DOCUMENT EXTRACT start
Photo: Daniel Theodore
At the Nassau County site, the Wings At Welwyn butterfly
contained more than six million soda can tabs, laid out in over 10,000
feather structures by nearly 600 dedicated volunteers, mostly students, to
form the sculpture in progress.
Photo: Daniel Theodore
Volunteers from the Lycee Francais de NY, Manhattan, Gorton High School,
Yonkers, NY, Nassau County's Grand Avenue, Jericho, and Roslyn Middle
Schools, Harbour Hill and East Hills Schools, were bussed to the site and joined by many
other volunteers.

Photo: Daniel Theodore
In the months preceding the installation, several thousand area youth made
feathers that were unpacked an added into those already constructed by over
30,000 participants across the country.
DOCUMENT EXTRACT end
SHORT EXERCISE 1 -
According to the Wings At Welwyn butterfly passage, how many soda can tabs did the butterfly contain?
SHORT EXERCISE 2 -
Does the Wings At Welwyn butterfly passage support each statement? Answer yes or no for each, quoting the deciding words. (a) Most of the volunteers who laid out the feather structures were students. (b) Students from Gorton High School walked to the site. (c) More than 30,000 participants across the country constructed feathers.
The material after this point comes from an unrelated source.
GIVEN MATERIAL start
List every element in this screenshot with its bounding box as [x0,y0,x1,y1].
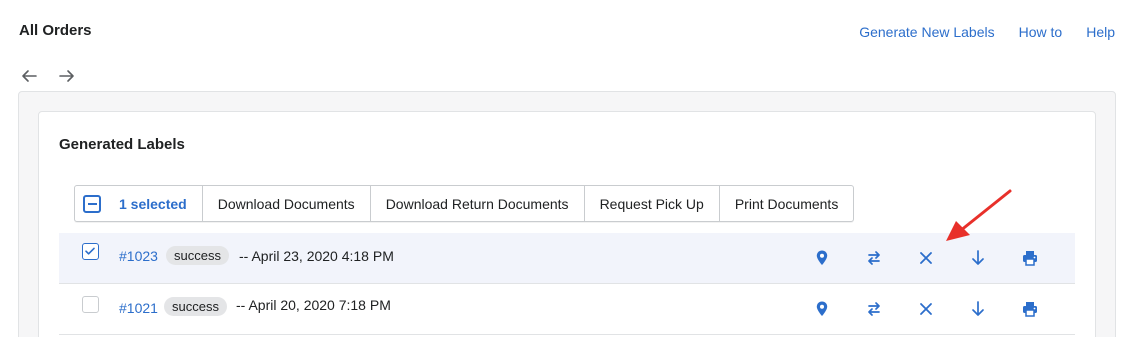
GIVEN MATERIAL end
TASK ANSWER 1 -
More than six million.

TASK ANSWER 2 -
(a) Yes: "nearly 600 dedicated volunteers, mostly students"
(b) No: "were bussed to the site"
(c) Yes: "those already constructed by over 30,000 participants across the country"